- _What the task asks_
Copy every record below exactly.

begin Supplied data

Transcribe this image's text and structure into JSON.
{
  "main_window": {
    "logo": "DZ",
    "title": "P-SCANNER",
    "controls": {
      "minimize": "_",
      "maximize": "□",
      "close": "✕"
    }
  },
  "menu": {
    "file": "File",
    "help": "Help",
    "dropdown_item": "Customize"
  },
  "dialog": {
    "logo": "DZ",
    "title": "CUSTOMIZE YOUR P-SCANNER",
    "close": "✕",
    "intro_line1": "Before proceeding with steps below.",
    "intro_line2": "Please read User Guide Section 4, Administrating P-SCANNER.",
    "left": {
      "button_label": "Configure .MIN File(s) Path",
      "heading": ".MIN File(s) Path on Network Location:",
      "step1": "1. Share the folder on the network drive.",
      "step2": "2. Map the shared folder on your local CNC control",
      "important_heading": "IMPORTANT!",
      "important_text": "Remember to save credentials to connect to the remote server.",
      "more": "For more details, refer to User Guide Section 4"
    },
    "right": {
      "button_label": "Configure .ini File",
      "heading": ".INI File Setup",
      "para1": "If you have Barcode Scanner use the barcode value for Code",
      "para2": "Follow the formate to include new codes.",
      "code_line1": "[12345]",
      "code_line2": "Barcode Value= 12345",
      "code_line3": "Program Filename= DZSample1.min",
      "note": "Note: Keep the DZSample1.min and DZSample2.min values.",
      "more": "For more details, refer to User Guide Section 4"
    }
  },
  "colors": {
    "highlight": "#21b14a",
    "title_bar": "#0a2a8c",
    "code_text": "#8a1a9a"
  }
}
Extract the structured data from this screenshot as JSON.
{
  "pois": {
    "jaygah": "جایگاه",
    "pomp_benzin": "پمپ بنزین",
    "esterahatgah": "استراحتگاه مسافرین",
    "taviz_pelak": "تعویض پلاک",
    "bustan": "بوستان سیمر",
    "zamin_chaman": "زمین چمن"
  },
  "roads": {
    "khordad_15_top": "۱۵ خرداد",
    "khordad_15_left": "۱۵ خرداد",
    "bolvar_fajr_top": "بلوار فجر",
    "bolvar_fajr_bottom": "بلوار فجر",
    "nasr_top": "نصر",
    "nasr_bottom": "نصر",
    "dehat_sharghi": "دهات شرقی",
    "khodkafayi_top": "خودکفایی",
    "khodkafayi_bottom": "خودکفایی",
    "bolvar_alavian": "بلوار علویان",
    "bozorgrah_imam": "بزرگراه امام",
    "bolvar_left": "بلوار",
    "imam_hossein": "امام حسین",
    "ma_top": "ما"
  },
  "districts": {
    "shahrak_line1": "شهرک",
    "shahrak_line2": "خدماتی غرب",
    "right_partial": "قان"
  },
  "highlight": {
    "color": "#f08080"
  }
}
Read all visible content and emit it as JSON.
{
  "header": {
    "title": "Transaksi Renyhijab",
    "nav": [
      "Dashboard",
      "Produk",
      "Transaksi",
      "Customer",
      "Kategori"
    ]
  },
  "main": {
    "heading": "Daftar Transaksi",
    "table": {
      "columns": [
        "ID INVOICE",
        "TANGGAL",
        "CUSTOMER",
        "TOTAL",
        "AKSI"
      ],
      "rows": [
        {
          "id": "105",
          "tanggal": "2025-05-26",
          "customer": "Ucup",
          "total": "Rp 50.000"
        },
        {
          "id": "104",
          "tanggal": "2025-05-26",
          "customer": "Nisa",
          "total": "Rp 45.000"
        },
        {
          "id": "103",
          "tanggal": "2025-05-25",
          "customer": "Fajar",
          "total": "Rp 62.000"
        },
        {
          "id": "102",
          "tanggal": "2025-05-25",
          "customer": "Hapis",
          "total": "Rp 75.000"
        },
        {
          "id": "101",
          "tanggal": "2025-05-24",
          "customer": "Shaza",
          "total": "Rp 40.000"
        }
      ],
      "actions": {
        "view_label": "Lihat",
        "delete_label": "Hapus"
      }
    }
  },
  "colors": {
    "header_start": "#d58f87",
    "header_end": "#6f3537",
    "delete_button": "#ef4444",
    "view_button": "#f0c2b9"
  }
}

end Supplied data

- _Written reply_
Transcribe this image's text and structure into JSON.
{
  "main_window": {
    "logo": "DZ",
    "title": "P-SCANNER",
    "controls": {
      "minimize": "_",
      "maximize": "□",
      "close": "✕"
    }
  },
  "menu": {
    "file": "File",
    "help": "Help",
    "dropdown_item": "Customize"
  },
  "dialog": {
    "logo": "DZ",
    "title": "CUSTOMIZE YOUR P-SCANNER",
    "close": "✕",
    "intro_line1": "Before proceeding with steps below.",
    "intro_line2": "Please read User Guide Section 4, Administrating P-SCANNER.",
    "left": {
      "button_label": "Configure .MIN File(s) Path",
      "heading": ".MIN File(s) Path on Network Location:",
      "step1": "1. Share the folder on the network drive.",
      "step2": "2. Map the shared folder on your local CNC control",
      "important_heading": "IMPORTANT!",
      "important_text": "Remember to save credentials to connect to the remote server.",
      "more": "For more details, refer to User Guide Section 4"
    },
    "right": {
      "button_label": "Configure .ini File",
      "heading": ".INI File Setup",
      "para1": "If you have Barcode Scanner use the barcode value for Code",
      "para2": "Follow the formate to include new codes.",
      "code_line1": "[12345]",
      "code_line2": "Barcode Value= 12345",
      "code_line3": "Program Filename= DZSample1.min",
      "note": "Note: Keep the DZSample1.min and DZSample2.min values.",
      "more": "For more details, refer to User Guide Section 4"
    }
  },
  "colors": {
    "highlight": "#21b14a",
    "title_bar": "#0a2a8c",
    "code_text": "#8a1a9a"
  }
}
Extract the structured data from this screenshot as JSON.
{
  "pois": {
    "jaygah": "جایگاه",
    "pomp_benzin": "پمپ بنزین",
    "esterahatgah": "استراحتگاه مسافرین",
    "taviz_pelak": "تعویض پلاک",
    "bustan": "بوستان سیمر",
    "zamin_chaman": "زمین چمن"
  },
  "roads": {
    "khordad_15_top": "۱۵ خرداد",
    "khordad_15_left": "۱۵ خرداد",
    "bolvar_fajr_top": "بلوار فجر",
    "bolvar_fajr_bottom": "بلوار فجر",
    "nasr_top": "نصر",
    "nasr_bottom": "نصر",
    "dehat_sharghi": "دهات شرقی",
    "khodkafayi_top": "خودکفایی",
    "khodkafayi_bottom": "خودکفایی",
    "bolvar_alavian": "بلوار علویان",
    "bozorgrah_imam": "بزرگراه امام",
    "bolvar_left": "بلوار",
    "imam_hossein": "امام حسین",
    "ma_top": "ما"
  },
  "districts": {
    "shahrak_line1": "شهرک",
    "shahrak_line2": "خدماتی غرب",
    "right_partial": "قان"
  },
  "highlight": {
    "color": "#f08080"
  }
}
Read all visible content and emit it as JSON.
{
  "header": {
    "title": "Transaksi Renyhijab",
    "nav": [
      "Dashboard",
      "Produk",
      "Transaksi",
      "Customer",
      "Kategori"
    ]
  },
  "main": {
    "heading": "Daftar Transaksi",
    "table": {
      "columns": [
        "ID INVOICE",
        "TANGGAL",
        "CUSTOMER",
        "TOTAL",
        "AKSI"
      ],
      "rows": [
        {
          "id": "105",
          "tanggal": "2025-05-26",
          "customer": "Ucup",
          "total": "Rp 50.000"
        },
        {
          "id": "104",
          "tanggal": "2025-05-26",
          "customer": "Nisa",
          "total": "Rp 45.000"
        },
        {
          "id": "103",
          "tanggal": "2025-05-25",
          "customer": "Fajar",
          "total": "Rp 62.000"
        },
        {
          "id": "102",
          "tanggal": "2025-05-25",
          "customer": "Hapis",
          "total": "Rp 75.000"
        },
        {
          "id": "101",
          "tanggal": "2025-05-24",
          "customer": "Shaza",
          "total": "Rp 40.000"
        }
      ],
      "actions": {
        "view_label": "Lihat",
        "delete_label": "Hapus"
      }
    }
  },
  "colors": {
    "header_start": "#d58f87",
    "header_end": "#6f3537",
    "delete_button": "#ef4444",
    "view_button": "#f0c2b9"
  }
}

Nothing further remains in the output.